Put every line of the material below into a numbered list, leaving out blank lines and the pictures.
╭─ INPUT
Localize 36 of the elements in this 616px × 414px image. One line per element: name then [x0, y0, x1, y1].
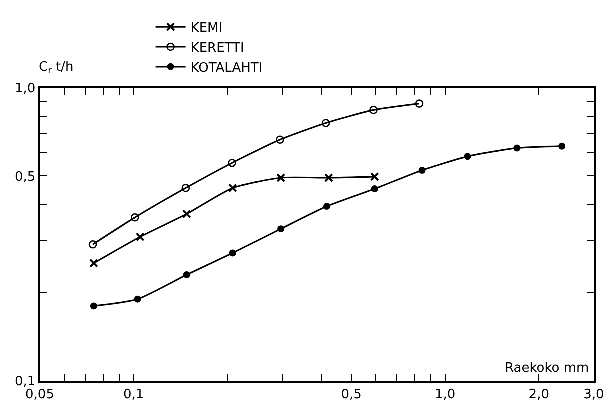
- point: [371, 186, 378, 193]
- point: [370, 106, 378, 114]
- point: [370, 172, 380, 182]
- y-tick-label: 0,5: [14, 170, 36, 185]
- x-tick-label: 0,1: [123, 387, 144, 402]
- point: [229, 250, 236, 257]
- x-tick-label: 3,0: [584, 387, 604, 402]
- point: [278, 226, 285, 233]
- point: [418, 166, 426, 174]
- x-tick-label: 2,0: [528, 387, 550, 402]
- point: [324, 203, 330, 210]
- point: [276, 174, 286, 182]
- point: [228, 159, 236, 168]
- y-tick-label: 1,0: [14, 82, 36, 97]
- y-axis-title: C$_{r}$ t/h: [39, 60, 74, 77]
- y-tick-label: 0,1: [14, 374, 36, 390]
- x-tick-label: 0,5: [341, 387, 362, 402]
- point: [89, 258, 98, 268]
- legend-label: KEMI: [190, 21, 223, 36]
- point: [276, 136, 284, 144]
- legend-label: KOTALAHTI: [190, 60, 263, 76]
- x-tick-label: 1,0: [435, 387, 456, 402]
- point: [182, 184, 190, 192]
- x-axis-title: Raekoko mm: [505, 361, 590, 376]
- point: [324, 174, 334, 182]
- point: [183, 272, 190, 279]
- point: [228, 184, 238, 193]
- point: [558, 142, 566, 150]
- point: [88, 240, 98, 249]
- point: [182, 210, 192, 219]
- point: [322, 119, 330, 128]
- point: [90, 302, 98, 310]
- x-tick-label: 0,05: [26, 387, 54, 402]
- point: [136, 232, 145, 242]
- legend-label: KERETTI: [190, 41, 244, 56]
- point: [464, 153, 472, 160]
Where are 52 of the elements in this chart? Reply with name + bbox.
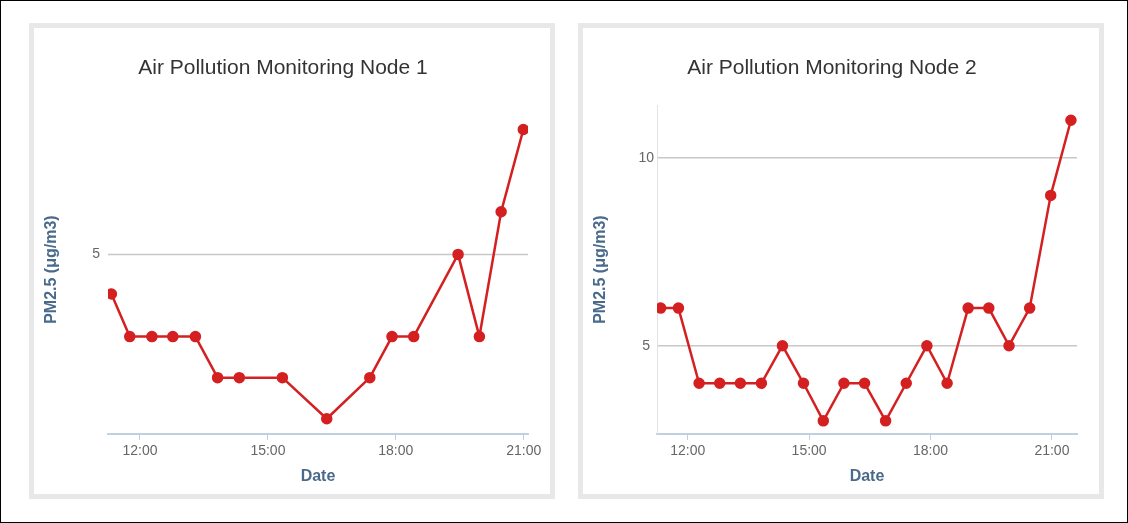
point	[1023, 302, 1036, 314]
point	[817, 415, 830, 427]
point	[320, 413, 333, 425]
point	[407, 330, 420, 343]
point	[693, 377, 705, 390]
point	[734, 377, 747, 390]
point	[517, 123, 528, 136]
point	[755, 377, 768, 390]
point	[233, 371, 246, 384]
x-tick-label: 21:00	[506, 442, 542, 459]
point	[124, 330, 136, 343]
point	[983, 302, 995, 314]
point	[473, 330, 486, 343]
point	[962, 302, 974, 314]
y-tick-label: 10	[638, 148, 655, 165]
text: 5	[92, 245, 101, 262]
point	[941, 377, 953, 390]
point	[879, 415, 892, 427]
x-axis-title: Date	[849, 466, 885, 484]
point	[713, 377, 726, 390]
point	[1044, 189, 1057, 202]
point	[276, 371, 289, 384]
x-tick-label: 18:00	[913, 442, 949, 459]
point	[189, 330, 202, 343]
point	[146, 330, 158, 343]
y-axis-title: PM2.5 (μg/m3)	[591, 215, 609, 324]
point	[797, 377, 810, 390]
chart-title: Air Pollution Monitoring Node 1	[138, 55, 428, 79]
x-tick-label: 12:00	[122, 442, 158, 459]
x-tick-label: 15:00	[250, 442, 286, 459]
point	[495, 206, 507, 218]
x-tick-label: 15:00	[791, 442, 827, 459]
point	[364, 371, 376, 384]
point	[167, 330, 179, 343]
point	[1065, 114, 1077, 126]
point	[108, 288, 118, 300]
point	[900, 377, 912, 390]
point	[452, 248, 464, 261]
point	[838, 377, 850, 390]
point	[1003, 339, 1015, 352]
point	[672, 302, 685, 314]
point	[211, 371, 224, 384]
point	[858, 377, 871, 390]
x-tick-label: 18:00	[378, 442, 414, 459]
point	[921, 339, 933, 352]
chart-title: Air Pollution Monitoring Node 2	[687, 55, 977, 79]
point	[386, 330, 398, 343]
y-axis-title: PM2.5 (μg/m3)	[42, 215, 60, 324]
point	[776, 339, 789, 352]
x-tick-label: 12:00	[670, 442, 706, 459]
x-tick-label: 21:00	[1034, 442, 1070, 459]
x-axis-title: Date	[300, 466, 336, 484]
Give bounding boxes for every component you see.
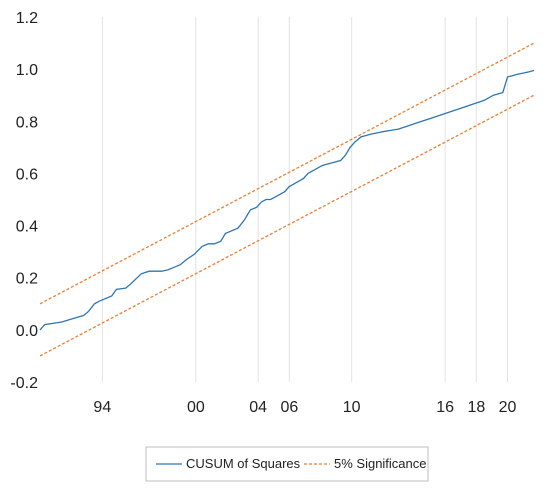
legend-box xyxy=(145,446,429,482)
y-axis-tick-labels: -0.2 0.0 0.2 0.4 0.6 0.8 1.0 1.2 xyxy=(10,10,38,392)
x-tick-label: 94 xyxy=(93,399,111,416)
legend-label-significance: 5% Significance xyxy=(334,456,427,471)
y-tick-label: 1.0 xyxy=(16,62,38,79)
series-line-cusum xyxy=(39,69,535,331)
series-line-lower-bound xyxy=(39,94,535,357)
series-line-upper-bound xyxy=(39,42,535,305)
x-tick-label: 18 xyxy=(467,399,485,416)
x-tick-label: 20 xyxy=(499,399,517,416)
legend: CUSUM of Squares 5% Significance xyxy=(145,446,429,482)
x-tick-label: 16 xyxy=(436,399,454,416)
y-tick-label: 0.2 xyxy=(16,271,38,288)
x-tick-label: 04 xyxy=(249,399,267,416)
legend-label-cusum: CUSUM of Squares xyxy=(186,456,301,471)
y-tick-label: 0.0 xyxy=(16,323,38,340)
y-tick-label: -0.2 xyxy=(10,375,38,392)
x-axis-tick-labels: 94 00 04 06 10 16 18 20 xyxy=(93,399,516,416)
y-tick-label: 0.6 xyxy=(16,166,38,183)
y-tick-label: 0.4 xyxy=(16,219,38,236)
series-lines xyxy=(39,42,535,357)
x-tick-label: 00 xyxy=(187,399,205,416)
x-tick-label: 10 xyxy=(343,399,361,416)
y-tick-label: 0.8 xyxy=(16,114,38,131)
y-tick-label: 1.2 xyxy=(16,10,38,27)
x-tick-label: 06 xyxy=(280,399,298,416)
grid-lines xyxy=(101,17,509,382)
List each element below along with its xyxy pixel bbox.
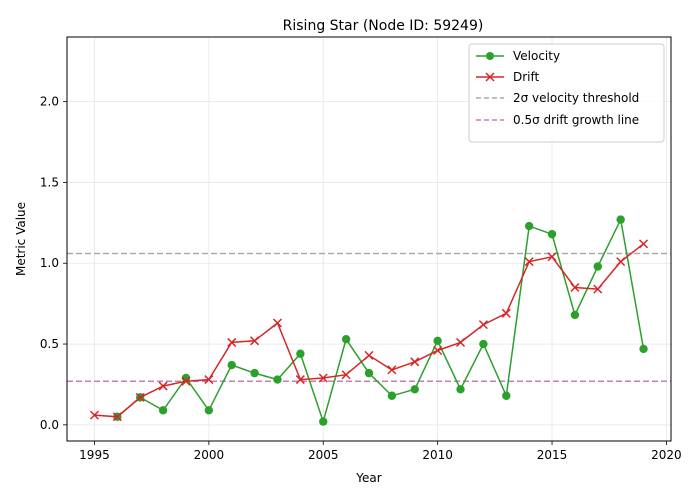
╰─
> [EXERCISE RESPONSE]
1. Localize 36 of the elements in this 616px × 414px image. One line per element: name then [x0, y0, x1, y1].
2. - point: [371, 186, 378, 193]
3. - point: [370, 106, 378, 114]
4. - point: [370, 172, 380, 182]
5. - y-tick-label: 0,5: [14, 170, 36, 185]
6. - x-tick-label: 0,1: [123, 387, 144, 402]
7. - point: [229, 250, 236, 257]
8. - x-tick-label: 3,0: [584, 387, 604, 402]
9. - point: [278, 226, 285, 233]
10. - point: [418, 166, 426, 174]
11. - x-tick-label: 2,0: [528, 387, 550, 402]
12. - point: [324, 203, 330, 210]
13. - point: [276, 174, 286, 182]
14. - point: [228, 159, 236, 168]
15. - y-tick-label: 1,0: [14, 82, 36, 97]
16. - y-axis-title: C$_{r}$ t/h: [39, 60, 74, 77]
17. - y-tick-label: 0,1: [14, 374, 36, 390]
18. - x-tick-label: 0,5: [341, 387, 362, 402]
19. - point: [89, 258, 98, 268]
20. - legend-label: KEMI: [190, 21, 223, 36]
21. - point: [276, 136, 284, 144]
22. - legend-label: KOTALAHTI: [190, 60, 263, 76]
23. - x-tick-label: 1,0: [435, 387, 456, 402]
24. - point: [182, 184, 190, 192]
25. - x-axis-title: Raekoko mm: [505, 361, 590, 376]
26. - point: [324, 174, 334, 182]
27. - point: [183, 272, 190, 279]
28. - point: [228, 184, 238, 193]
29. - point: [558, 142, 566, 150]
30. - point: [88, 240, 98, 249]
31. - point: [182, 210, 192, 219]
32. - point: [322, 119, 330, 128]
33. - point: [90, 302, 98, 310]
34. - x-tick-label: 0,05: [26, 387, 54, 402]
35. - point: [136, 232, 145, 242]
36. - legend-label: KERETTI: [190, 41, 244, 56]
37. - point: [464, 153, 472, 160]
38. Where are 52 of the elements in this chart? Reply with name + bbox.
39. point	[1023, 302, 1036, 314]
40. point	[817, 415, 830, 427]
41. point	[320, 413, 333, 425]
42. point	[407, 330, 420, 343]
43. point	[693, 377, 705, 390]
44. point	[734, 377, 747, 390]
45. point	[517, 123, 528, 136]
46. point	[755, 377, 768, 390]
47. point	[233, 371, 246, 384]
48. x-tick-label: 21:00	[506, 442, 542, 459]
49. point	[124, 330, 136, 343]
50. point	[983, 302, 995, 314]
51. point	[473, 330, 486, 343]
52. point	[962, 302, 974, 314]
53. y-tick-label: 10	[638, 148, 655, 165]
54. text: 5	[92, 245, 101, 262]
55. point	[941, 377, 953, 390]
56. point	[879, 415, 892, 427]
57. x-axis-title: Date	[849, 466, 885, 484]
58. point	[713, 377, 726, 390]
59. point	[1044, 189, 1057, 202]
60. point	[276, 371, 289, 384]
61. x-tick-label: 18:00	[913, 442, 949, 459]
62. point	[189, 330, 202, 343]
63. point	[146, 330, 158, 343]
64. y-axis-title: PM2.5 (μg/m3)	[591, 215, 609, 324]
65. point	[797, 377, 810, 390]
66. chart-title: Air Pollution Monitoring Node 1	[138, 55, 428, 79]
67. x-tick-label: 12:00	[122, 442, 158, 459]
68. x-tick-label: 15:00	[250, 442, 286, 459]
69. point	[495, 206, 507, 218]
70. x-tick-label: 15:00	[791, 442, 827, 459]
71. point	[364, 371, 376, 384]
72. point	[167, 330, 179, 343]
73. point	[1065, 114, 1077, 126]
74. point	[108, 288, 118, 300]
75. point	[900, 377, 912, 390]
76. point	[452, 248, 464, 261]
77. point	[838, 377, 850, 390]
78. point	[1003, 339, 1015, 352]
79. point	[672, 302, 685, 314]
80. point	[211, 371, 224, 384]
81. point	[858, 377, 871, 390]
82. x-tick-label: 18:00	[378, 442, 414, 459]
83. point	[921, 339, 933, 352]
84. chart-title: Air Pollution Monitoring Node 2	[687, 55, 977, 79]
85. point	[386, 330, 398, 343]
86. y-axis-title: PM2.5 (μg/m3)	[42, 215, 60, 324]
87. point	[776, 339, 789, 352]
88. x-tick-label: 12:00	[670, 442, 706, 459]
89. x-tick-label: 21:00	[1034, 442, 1070, 459]
90. x-axis-title: Date	[300, 466, 336, 484]
91. Give bounding boxes for every component you see.
92. legend-box xyxy=(145,446,429,482)
93. y-axis-tick-labels: -0.2 0.0 0.2 0.4 0.6 0.8 1.0 1.2 xyxy=(10,10,38,392)
94. x-tick-label: 94 xyxy=(93,399,111,416)
95. legend-label-significance: 5% Significance xyxy=(334,456,427,471)
96. y-tick-label: 1.0 xyxy=(16,62,38,79)
97. series-line-cusum xyxy=(39,69,535,331)
98. series-line-lower-bound xyxy=(39,94,535,357)
99. series-line-upper-bound xyxy=(39,42,535,305)
100. x-tick-label: 18 xyxy=(467,399,485,416)
101. x-tick-label: 20 xyxy=(499,399,517,416)
102. legend: CUSUM of Squares 5% Significance xyxy=(145,446,429,482)
103. x-tick-label: 16 xyxy=(436,399,454,416)
104. y-tick-label: 0.2 xyxy=(16,271,38,288)
105. x-tick-label: 04 xyxy=(249,399,267,416)
106. legend-label-cusum: CUSUM of Squares xyxy=(186,456,301,471)
107. y-tick-label: 0.0 xyxy=(16,323,38,340)
108. y-tick-label: -0.2 xyxy=(10,375,38,392)
109. x-axis-tick-labels: 94 00 04 06 10 16 18 20 xyxy=(93,399,516,416)
110. y-tick-label: 0.6 xyxy=(16,166,38,183)
111. y-tick-label: 0.4 xyxy=(16,219,38,236)
112. series-lines xyxy=(39,42,535,357)
113. x-tick-label: 00 xyxy=(187,399,205,416)
114. x-tick-label: 10 xyxy=(343,399,361,416)
115. y-tick-label: 0.8 xyxy=(16,114,38,131)
116. y-tick-label: 1.2 xyxy=(16,10,38,27)
117. x-tick-label: 06 xyxy=(280,399,298,416)
118. grid-lines xyxy=(101,17,509,382)
119. List each element below along with its xyxy pixel bbox.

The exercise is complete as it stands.